WRITTEN TASK: Transcribe the records that follow exactly. Skip the pictures.

DATA:
○ ○ ○

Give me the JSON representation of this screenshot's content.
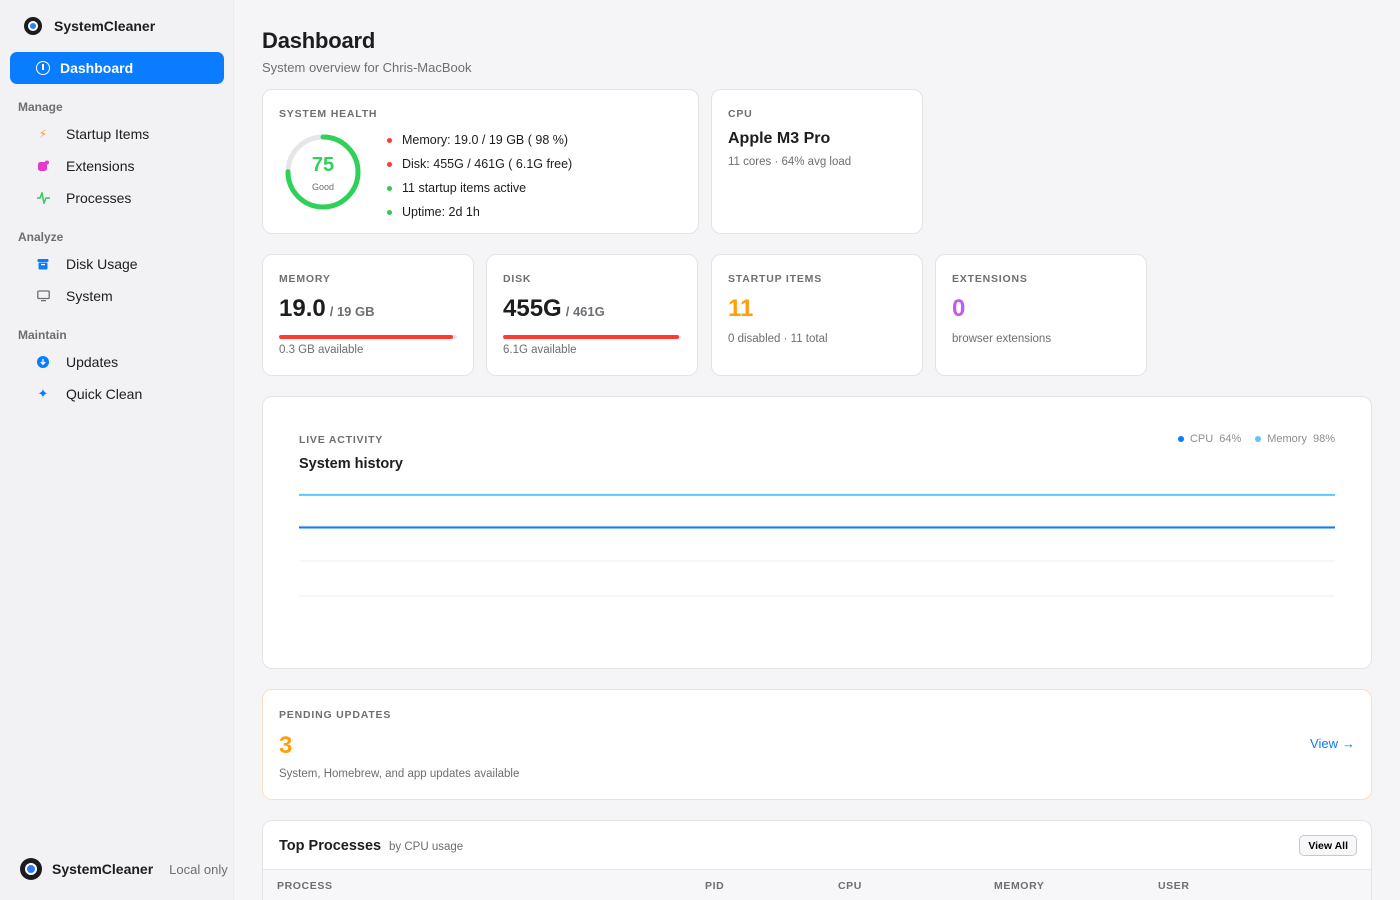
{
  "sidebar": {
    "brand": "SystemCleaner",
    "active_item": "Dashboard",
    "sections": [
      {
        "title": "Manage",
        "items": [
          "Startup Items",
          "Extensions",
          "Processes"
        ]
      },
      {
        "title": "Analyze",
        "items": [
          "Disk Usage",
          "System"
        ]
      },
      {
        "title": "Maintain",
        "items": [
          "Updates",
          "Quick Clean"
        ]
      }
    ],
    "footer": {
      "name": "SystemCleaner",
      "subtitle": "Local only"
    }
  },
  "header": {
    "title": "Dashboard",
    "subtitle": "System overview for Chris-MacBook"
  },
  "health": {
    "label": "SYSTEM HEALTH",
    "score": "75",
    "score_value": 75,
    "score_label": "Good",
    "items": [
      {
        "text": "Memory: 19.0 / 19 GB (  98  %)",
        "status": "red"
      },
      {
        "text": "Disk:  455G  /  461G  (  6.1G  free)",
        "status": "red"
      },
      {
        "text": "11 startup items active",
        "status": "green"
      },
      {
        "text": "Uptime: 2d 1h",
        "status": "green"
      }
    ]
  },
  "cpu": {
    "label": "CPU",
    "name": "Apple M3 Pro",
    "detail": "11 cores · 64% avg load"
  },
  "stats": {
    "memory": {
      "label": "MEMORY",
      "value": "19.0",
      "unit": "/ 19 GB",
      "sub": "0.3 GB available",
      "fill": 0.98
    },
    "disk": {
      "label": "DISK",
      "value": "455G",
      "unit": "/ 461G",
      "sub": "6.1G available",
      "fill": 0.987
    },
    "startup": {
      "label": "STARTUP ITEMS",
      "value": "11",
      "sub": "0 disabled · 11 total"
    },
    "extensions": {
      "label": "EXTENSIONS",
      "value": "0",
      "sub": "browser extensions"
    }
  },
  "activity": {
    "label": "LIVE ACTIVITY",
    "title": "System history",
    "legend": [
      {
        "name": "CPU",
        "value": "64%",
        "color": "#0a7cff"
      },
      {
        "name": "Memory",
        "value": "98%",
        "color": "#5ac8fa"
      }
    ]
  },
  "chart_data": {
    "type": "line",
    "title": "System history",
    "ylim": [
      0,
      100
    ],
    "grid": true,
    "series": [
      {
        "name": "CPU",
        "values": [
          64,
          64
        ],
        "color": "#0a7cff"
      },
      {
        "name": "Memory",
        "values": [
          98,
          98
        ],
        "color": "#5ac8fa"
      }
    ]
  },
  "updates": {
    "label": "PENDING UPDATES",
    "count": "3",
    "description": "System, Homebrew, and app updates available",
    "link": "View"
  },
  "processes": {
    "title": "Top Processes",
    "subtitle": "by CPU usage",
    "view_all": "View All",
    "columns": [
      "PROCESS",
      "PID",
      "CPU",
      "MEMORY",
      "USER"
    ]
  },
  "colors": {
    "accent": "#0a7cff",
    "good": "#30d158",
    "danger": "#ff3b30",
    "warning": "#ff9f0a",
    "purple": "#bf5af2"
  }
}
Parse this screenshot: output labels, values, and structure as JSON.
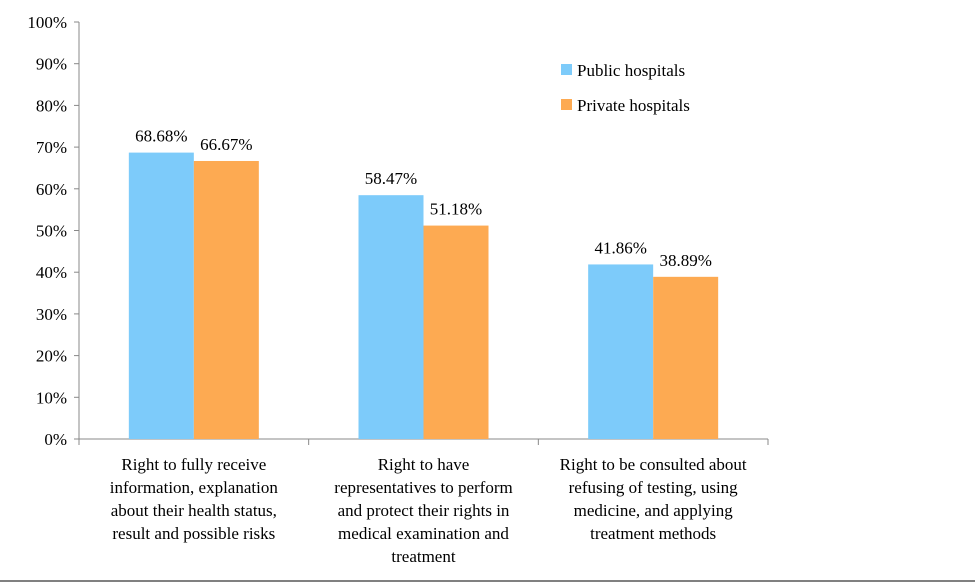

○ ○ ○

EXERCISE RESULT:
Give me the JSON representation of this screenshot's content.
{
  "sidebar": {
    "brand": "SystemCleaner",
    "active_item": "Dashboard",
    "sections": [
      {
        "title": "Manage",
        "items": [
          "Startup Items",
          "Extensions",
          "Processes"
        ]
      },
      {
        "title": "Analyze",
        "items": [
          "Disk Usage",
          "System"
        ]
      },
      {
        "title": "Maintain",
        "items": [
          "Updates",
          "Quick Clean"
        ]
      }
    ],
    "footer": {
      "name": "SystemCleaner",
      "subtitle": "Local only"
    }
  },
  "header": {
    "title": "Dashboard",
    "subtitle": "System overview for Chris-MacBook"
  },
  "health": {
    "label": "SYSTEM HEALTH",
    "score": "75",
    "score_value": 75,
    "score_label": "Good",
    "items": [
      {
        "text": "Memory: 19.0 / 19 GB (  98  %)",
        "status": "red"
      },
      {
        "text": "Disk:  455G  /  461G  (  6.1G  free)",
        "status": "red"
      },
      {
        "text": "11 startup items active",
        "status": "green"
      },
      {
        "text": "Uptime: 2d 1h",
        "status": "green"
      }
    ]
  },
  "cpu": {
    "label": "CPU",
    "name": "Apple M3 Pro",
    "detail": "11 cores · 64% avg load"
  },
  "stats": {
    "memory": {
      "label": "MEMORY",
      "value": "19.0",
      "unit": "/ 19 GB",
      "sub": "0.3 GB available",
      "fill": 0.98
    },
    "disk": {
      "label": "DISK",
      "value": "455G",
      "unit": "/ 461G",
      "sub": "6.1G available",
      "fill": 0.987
    },
    "startup": {
      "label": "STARTUP ITEMS",
      "value": "11",
      "sub": "0 disabled · 11 total"
    },
    "extensions": {
      "label": "EXTENSIONS",
      "value": "0",
      "sub": "browser extensions"
    }
  },
  "activity": {
    "label": "LIVE ACTIVITY",
    "title": "System history",
    "legend": [
      {
        "name": "CPU",
        "value": "64%",
        "color": "#0a7cff"
      },
      {
        "name": "Memory",
        "value": "98%",
        "color": "#5ac8fa"
      }
    ]
  },
  "chart_data": {
    "type": "line",
    "title": "System history",
    "ylim": [
      0,
      100
    ],
    "grid": true,
    "series": [
      {
        "name": "CPU",
        "values": [
          64,
          64
        ],
        "color": "#0a7cff"
      },
      {
        "name": "Memory",
        "values": [
          98,
          98
        ],
        "color": "#5ac8fa"
      }
    ]
  },
  "updates": {
    "label": "PENDING UPDATES",
    "count": "3",
    "description": "System, Homebrew, and app updates available",
    "link": "View"
  },
  "processes": {
    "title": "Top Processes",
    "subtitle": "by CPU usage",
    "view_all": "View All",
    "columns": [
      "PROCESS",
      "PID",
      "CPU",
      "MEMORY",
      "USER"
    ]
  },
  "colors": {
    "accent": "#0a7cff",
    "good": "#30d158",
    "danger": "#ff3b30",
    "warning": "#ff9f0a",
    "purple": "#bf5af2"
  }
}
Parse this screenshot: output labels, values, and structure as JSON.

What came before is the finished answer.